## begin RECORDS FOR THE TASK

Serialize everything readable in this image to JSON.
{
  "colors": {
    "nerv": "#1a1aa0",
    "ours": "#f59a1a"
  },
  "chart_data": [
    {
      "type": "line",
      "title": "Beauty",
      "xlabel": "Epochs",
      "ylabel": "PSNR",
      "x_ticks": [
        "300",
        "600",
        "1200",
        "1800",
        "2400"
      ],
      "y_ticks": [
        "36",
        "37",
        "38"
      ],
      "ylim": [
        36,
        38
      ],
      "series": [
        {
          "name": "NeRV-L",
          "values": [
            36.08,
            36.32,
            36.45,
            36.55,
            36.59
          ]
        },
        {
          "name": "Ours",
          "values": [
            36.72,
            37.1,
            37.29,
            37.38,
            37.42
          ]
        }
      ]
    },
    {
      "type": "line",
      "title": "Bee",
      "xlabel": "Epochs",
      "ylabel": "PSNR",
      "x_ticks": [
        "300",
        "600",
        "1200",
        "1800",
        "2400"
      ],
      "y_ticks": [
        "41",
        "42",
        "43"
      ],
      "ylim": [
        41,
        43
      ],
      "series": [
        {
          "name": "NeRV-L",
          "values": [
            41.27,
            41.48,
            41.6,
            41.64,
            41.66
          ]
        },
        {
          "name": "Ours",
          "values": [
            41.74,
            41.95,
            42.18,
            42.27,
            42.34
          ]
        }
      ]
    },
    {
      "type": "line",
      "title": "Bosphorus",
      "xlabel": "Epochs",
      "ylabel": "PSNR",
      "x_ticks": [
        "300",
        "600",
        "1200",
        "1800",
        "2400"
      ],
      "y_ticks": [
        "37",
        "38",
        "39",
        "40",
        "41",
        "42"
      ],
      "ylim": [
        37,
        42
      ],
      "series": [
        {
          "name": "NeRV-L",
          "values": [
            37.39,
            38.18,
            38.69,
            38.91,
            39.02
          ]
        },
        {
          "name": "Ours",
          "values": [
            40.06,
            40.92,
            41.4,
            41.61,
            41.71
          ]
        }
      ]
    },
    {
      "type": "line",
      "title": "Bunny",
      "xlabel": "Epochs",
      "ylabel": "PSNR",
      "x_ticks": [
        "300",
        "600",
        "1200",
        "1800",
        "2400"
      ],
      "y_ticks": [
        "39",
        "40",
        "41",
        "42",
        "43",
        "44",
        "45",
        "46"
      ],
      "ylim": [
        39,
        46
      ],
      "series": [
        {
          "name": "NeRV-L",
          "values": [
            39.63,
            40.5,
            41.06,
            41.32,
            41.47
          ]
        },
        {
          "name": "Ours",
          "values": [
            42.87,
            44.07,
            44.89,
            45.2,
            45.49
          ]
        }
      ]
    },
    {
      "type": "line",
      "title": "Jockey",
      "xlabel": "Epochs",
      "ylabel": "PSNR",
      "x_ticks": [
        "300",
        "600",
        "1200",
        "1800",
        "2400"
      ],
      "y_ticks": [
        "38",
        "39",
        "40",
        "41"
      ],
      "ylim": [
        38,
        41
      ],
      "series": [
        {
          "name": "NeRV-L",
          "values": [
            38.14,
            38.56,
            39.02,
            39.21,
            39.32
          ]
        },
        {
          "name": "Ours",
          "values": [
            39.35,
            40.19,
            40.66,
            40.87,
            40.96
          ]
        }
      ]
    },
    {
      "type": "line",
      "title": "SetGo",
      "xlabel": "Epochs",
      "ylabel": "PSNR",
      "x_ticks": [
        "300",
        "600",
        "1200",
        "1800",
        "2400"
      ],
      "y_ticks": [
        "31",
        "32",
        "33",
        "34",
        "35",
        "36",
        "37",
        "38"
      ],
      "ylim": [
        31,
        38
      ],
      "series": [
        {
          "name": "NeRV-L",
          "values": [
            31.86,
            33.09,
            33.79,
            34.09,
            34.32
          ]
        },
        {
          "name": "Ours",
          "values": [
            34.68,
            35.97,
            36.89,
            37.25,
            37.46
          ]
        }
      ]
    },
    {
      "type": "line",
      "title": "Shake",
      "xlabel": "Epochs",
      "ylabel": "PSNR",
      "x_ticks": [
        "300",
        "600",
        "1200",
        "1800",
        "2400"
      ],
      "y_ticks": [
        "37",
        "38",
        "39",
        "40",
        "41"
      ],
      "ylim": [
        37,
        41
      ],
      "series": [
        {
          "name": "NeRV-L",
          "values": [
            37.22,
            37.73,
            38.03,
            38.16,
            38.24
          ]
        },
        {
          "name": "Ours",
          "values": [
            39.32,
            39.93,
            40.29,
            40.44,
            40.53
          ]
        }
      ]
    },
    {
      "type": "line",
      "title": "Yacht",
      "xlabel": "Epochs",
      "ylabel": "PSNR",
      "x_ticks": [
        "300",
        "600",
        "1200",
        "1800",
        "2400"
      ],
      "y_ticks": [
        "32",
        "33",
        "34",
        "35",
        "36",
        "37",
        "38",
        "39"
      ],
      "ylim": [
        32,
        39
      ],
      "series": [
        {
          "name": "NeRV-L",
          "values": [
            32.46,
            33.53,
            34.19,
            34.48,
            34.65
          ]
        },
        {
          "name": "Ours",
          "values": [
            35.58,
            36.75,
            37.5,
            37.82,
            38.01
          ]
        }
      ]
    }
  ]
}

## end RECORDS FOR THE TASK

### INSTRUCTIONS TO FOLLOW
Restate the whole listing exactly, leaving out nothing.

### OUTPUT FOR THIS EXERCISE
Serialize everything readable in this image to JSON.
{
  "colors": {
    "nerv": "#1a1aa0",
    "ours": "#f59a1a"
  },
  "chart_data": [
    {
      "type": "line",
      "title": "Beauty",
      "xlabel": "Epochs",
      "ylabel": "PSNR",
      "x_ticks": [
        "300",
        "600",
        "1200",
        "1800",
        "2400"
      ],
      "y_ticks": [
        "36",
        "37",
        "38"
      ],
      "ylim": [
        36,
        38
      ],
      "series": [
        {
          "name": "NeRV-L",
          "values": [
            36.08,
            36.32,
            36.45,
            36.55,
            36.59
          ]
        },
        {
          "name": "Ours",
          "values": [
            36.72,
            37.1,
            37.29,
            37.38,
            37.42
          ]
        }
      ]
    },
    {
      "type": "line",
      "title": "Bee",
      "xlabel": "Epochs",
      "ylabel": "PSNR",
      "x_ticks": [
        "300",
        "600",
        "1200",
        "1800",
        "2400"
      ],
      "y_ticks": [
        "41",
        "42",
        "43"
      ],
      "ylim": [
        41,
        43
      ],
      "series": [
        {
          "name": "NeRV-L",
          "values": [
            41.27,
            41.48,
            41.6,
            41.64,
            41.66
          ]
        },
        {
          "name": "Ours",
          "values": [
            41.74,
            41.95,
            42.18,
            42.27,
            42.34
          ]
        }
      ]
    },
    {
      "type": "line",
      "title": "Bosphorus",
      "xlabel": "Epochs",
      "ylabel": "PSNR",
      "x_ticks": [
        "300",
        "600",
        "1200",
        "1800",
        "2400"
      ],
      "y_ticks": [
        "37",
        "38",
        "39",
        "40",
        "41",
        "42"
      ],
      "ylim": [
        37,
        42
      ],
      "series": [
        {
          "name": "NeRV-L",
          "values": [
            37.39,
            38.18,
            38.69,
            38.91,
            39.02
          ]
        },
        {
          "name": "Ours",
          "values": [
            40.06,
            40.92,
            41.4,
            41.61,
            41.71
          ]
        }
      ]
    },
    {
      "type": "line",
      "title": "Bunny",
      "xlabel": "Epochs",
      "ylabel": "PSNR",
      "x_ticks": [
        "300",
        "600",
        "1200",
        "1800",
        "2400"
      ],
      "y_ticks": [
        "39",
        "40",
        "41",
        "42",
        "43",
        "44",
        "45",
        "46"
      ],
      "ylim": [
        39,
        46
      ],
      "series": [
        {
          "name": "NeRV-L",
          "values": [
            39.63,
            40.5,
            41.06,
            41.32,
            41.47
          ]
        },
        {
          "name": "Ours",
          "values": [
            42.87,
            44.07,
            44.89,
            45.2,
            45.49
          ]
        }
      ]
    },
    {
      "type": "line",
      "title": "Jockey",
      "xlabel": "Epochs",
      "ylabel": "PSNR",
      "x_ticks": [
        "300",
        "600",
        "1200",
        "1800",
        "2400"
      ],
      "y_ticks": [
        "38",
        "39",
        "40",
        "41"
      ],
      "ylim": [
        38,
        41
      ],
      "series": [
        {
          "name": "NeRV-L",
          "values": [
            38.14,
            38.56,
            39.02,
            39.21,
            39.32
          ]
        },
        {
          "name": "Ours",
          "values": [
            39.35,
            40.19,
            40.66,
            40.87,
            40.96
          ]
        }
      ]
    },
    {
      "type": "line",
      "title": "SetGo",
      "xlabel": "Epochs",
      "ylabel": "PSNR",
      "x_ticks": [
        "300",
        "600",
        "1200",
        "1800",
        "2400"
      ],
      "y_ticks": [
        "31",
        "32",
        "33",
        "34",
        "35",
        "36",
        "37",
        "38"
      ],
      "ylim": [
        31,
        38
      ],
      "series": [
        {
          "name": "NeRV-L",
          "values": [
            31.86,
            33.09,
            33.79,
            34.09,
            34.32
          ]
        },
        {
          "name": "Ours",
          "values": [
            34.68,
            35.97,
            36.89,
            37.25,
            37.46
          ]
        }
      ]
    },
    {
      "type": "line",
      "title": "Shake",
      "xlabel": "Epochs",
      "ylabel": "PSNR",
      "x_ticks": [
        "300",
        "600",
        "1200",
        "1800",
        "2400"
      ],
      "y_ticks": [
        "37",
        "38",
        "39",
        "40",
        "41"
      ],
      "ylim": [
        37,
        41
      ],
      "series": [
        {
          "name": "NeRV-L",
          "values": [
            37.22,
            37.73,
            38.03,
            38.16,
            38.24
          ]
        },
        {
          "name": "Ours",
          "values": [
            39.32,
            39.93,
            40.29,
            40.44,
            40.53
          ]
        }
      ]
    },
    {
      "type": "line",
      "title": "Yacht",
      "xlabel": "Epochs",
      "ylabel": "PSNR",
      "x_ticks": [
        "300",
        "600",
        "1200",
        "1800",
        "2400"
      ],
      "y_ticks": [
        "32",
        "33",
        "34",
        "35",
        "36",
        "37",
        "38",
        "39"
      ],
      "ylim": [
        32,
        39
      ],
      "series": [
        {
          "name": "NeRV-L",
          "values": [
            32.46,
            33.53,
            34.19,
            34.48,
            34.65
          ]
        },
        {
          "name": "Ours",
          "values": [
            35.58,
            36.75,
            37.5,
            37.82,
            38.01
          ]
        }
      ]
    }
  ]
}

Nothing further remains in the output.